Write out the records word for word, with no pictures.

**Listed entries**
[START]
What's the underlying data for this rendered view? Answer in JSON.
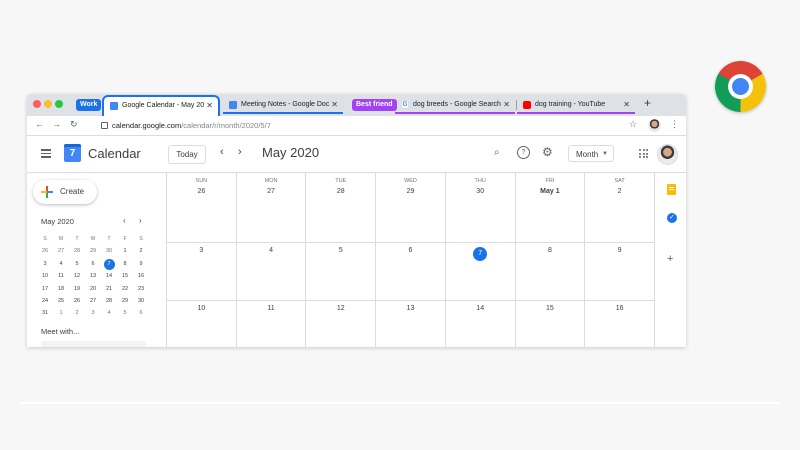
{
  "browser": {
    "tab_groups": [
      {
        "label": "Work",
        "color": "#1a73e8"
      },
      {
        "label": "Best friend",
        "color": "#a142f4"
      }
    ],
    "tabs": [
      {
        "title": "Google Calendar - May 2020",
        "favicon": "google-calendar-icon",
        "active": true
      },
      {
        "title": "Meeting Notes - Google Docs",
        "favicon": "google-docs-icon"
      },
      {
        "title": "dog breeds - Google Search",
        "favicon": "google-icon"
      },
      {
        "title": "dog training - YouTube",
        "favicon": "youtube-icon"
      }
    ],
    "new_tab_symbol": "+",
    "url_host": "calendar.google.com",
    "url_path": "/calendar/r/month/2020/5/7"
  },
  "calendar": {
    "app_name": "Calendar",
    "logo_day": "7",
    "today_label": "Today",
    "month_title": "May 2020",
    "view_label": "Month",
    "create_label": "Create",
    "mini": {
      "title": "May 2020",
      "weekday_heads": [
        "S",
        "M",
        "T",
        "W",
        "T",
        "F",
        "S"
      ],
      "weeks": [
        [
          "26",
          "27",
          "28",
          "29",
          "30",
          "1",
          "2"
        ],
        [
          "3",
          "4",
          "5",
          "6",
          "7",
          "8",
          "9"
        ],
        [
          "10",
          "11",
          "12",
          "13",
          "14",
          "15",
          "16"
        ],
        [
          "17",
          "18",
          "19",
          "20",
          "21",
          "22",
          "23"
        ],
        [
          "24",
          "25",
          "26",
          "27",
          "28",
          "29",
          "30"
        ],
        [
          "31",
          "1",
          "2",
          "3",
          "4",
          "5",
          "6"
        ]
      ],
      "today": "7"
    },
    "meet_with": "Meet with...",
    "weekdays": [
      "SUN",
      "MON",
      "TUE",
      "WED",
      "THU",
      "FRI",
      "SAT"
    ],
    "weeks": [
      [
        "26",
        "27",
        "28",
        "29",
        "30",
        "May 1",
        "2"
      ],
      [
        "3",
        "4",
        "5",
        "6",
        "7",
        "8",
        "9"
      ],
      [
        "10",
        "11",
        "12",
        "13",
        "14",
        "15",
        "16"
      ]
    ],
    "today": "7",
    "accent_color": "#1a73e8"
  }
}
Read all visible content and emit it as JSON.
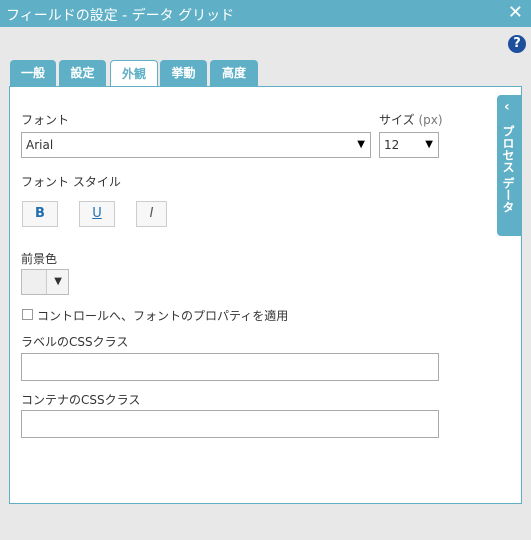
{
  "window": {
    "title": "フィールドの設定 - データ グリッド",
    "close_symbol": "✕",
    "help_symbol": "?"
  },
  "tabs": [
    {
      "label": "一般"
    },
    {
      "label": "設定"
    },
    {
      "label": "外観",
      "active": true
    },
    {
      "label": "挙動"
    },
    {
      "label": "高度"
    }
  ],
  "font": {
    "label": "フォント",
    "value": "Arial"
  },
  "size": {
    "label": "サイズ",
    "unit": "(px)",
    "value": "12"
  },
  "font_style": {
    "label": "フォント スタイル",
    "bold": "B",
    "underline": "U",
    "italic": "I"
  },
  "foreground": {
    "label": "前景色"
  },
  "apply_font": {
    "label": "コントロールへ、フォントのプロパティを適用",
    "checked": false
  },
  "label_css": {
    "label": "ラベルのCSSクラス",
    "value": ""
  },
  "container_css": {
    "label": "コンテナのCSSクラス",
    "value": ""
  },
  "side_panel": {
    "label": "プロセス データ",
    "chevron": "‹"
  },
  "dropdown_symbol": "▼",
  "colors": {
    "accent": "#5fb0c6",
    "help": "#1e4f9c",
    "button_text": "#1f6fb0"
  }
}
[END]
**Output of the exercise**
What's the underlying data for this rendered view? Answer in JSON.
{
  "browser": {
    "tab_groups": [
      {
        "label": "Work",
        "color": "#1a73e8"
      },
      {
        "label": "Best friend",
        "color": "#a142f4"
      }
    ],
    "tabs": [
      {
        "title": "Google Calendar - May 2020",
        "favicon": "google-calendar-icon",
        "active": true
      },
      {
        "title": "Meeting Notes - Google Docs",
        "favicon": "google-docs-icon"
      },
      {
        "title": "dog breeds - Google Search",
        "favicon": "google-icon"
      },
      {
        "title": "dog training - YouTube",
        "favicon": "youtube-icon"
      }
    ],
    "new_tab_symbol": "+",
    "url_host": "calendar.google.com",
    "url_path": "/calendar/r/month/2020/5/7"
  },
  "calendar": {
    "app_name": "Calendar",
    "logo_day": "7",
    "today_label": "Today",
    "month_title": "May 2020",
    "view_label": "Month",
    "create_label": "Create",
    "mini": {
      "title": "May 2020",
      "weekday_heads": [
        "S",
        "M",
        "T",
        "W",
        "T",
        "F",
        "S"
      ],
      "weeks": [
        [
          "26",
          "27",
          "28",
          "29",
          "30",
          "1",
          "2"
        ],
        [
          "3",
          "4",
          "5",
          "6",
          "7",
          "8",
          "9"
        ],
        [
          "10",
          "11",
          "12",
          "13",
          "14",
          "15",
          "16"
        ],
        [
          "17",
          "18",
          "19",
          "20",
          "21",
          "22",
          "23"
        ],
        [
          "24",
          "25",
          "26",
          "27",
          "28",
          "29",
          "30"
        ],
        [
          "31",
          "1",
          "2",
          "3",
          "4",
          "5",
          "6"
        ]
      ],
      "today": "7"
    },
    "meet_with": "Meet with...",
    "weekdays": [
      "SUN",
      "MON",
      "TUE",
      "WED",
      "THU",
      "FRI",
      "SAT"
    ],
    "weeks": [
      [
        "26",
        "27",
        "28",
        "29",
        "30",
        "May 1",
        "2"
      ],
      [
        "3",
        "4",
        "5",
        "6",
        "7",
        "8",
        "9"
      ],
      [
        "10",
        "11",
        "12",
        "13",
        "14",
        "15",
        "16"
      ]
    ],
    "today": "7",
    "accent_color": "#1a73e8"
  }
}
Read all visible content and emit it as JSON.
{
  "window": {
    "title": "フィールドの設定 - データ グリッド",
    "close_symbol": "✕",
    "help_symbol": "?"
  },
  "tabs": [
    {
      "label": "一般"
    },
    {
      "label": "設定"
    },
    {
      "label": "外観",
      "active": true
    },
    {
      "label": "挙動"
    },
    {
      "label": "高度"
    }
  ],
  "font": {
    "label": "フォント",
    "value": "Arial"
  },
  "size": {
    "label": "サイズ",
    "unit": "(px)",
    "value": "12"
  },
  "font_style": {
    "label": "フォント スタイル",
    "bold": "B",
    "underline": "U",
    "italic": "I"
  },
  "foreground": {
    "label": "前景色"
  },
  "apply_font": {
    "label": "コントロールへ、フォントのプロパティを適用",
    "checked": false
  },
  "label_css": {
    "label": "ラベルのCSSクラス",
    "value": ""
  },
  "container_css": {
    "label": "コンテナのCSSクラス",
    "value": ""
  },
  "side_panel": {
    "label": "プロセス データ",
    "chevron": "‹"
  },
  "dropdown_symbol": "▼",
  "colors": {
    "accent": "#5fb0c6",
    "help": "#1e4f9c",
    "button_text": "#1f6fb0"
  }
}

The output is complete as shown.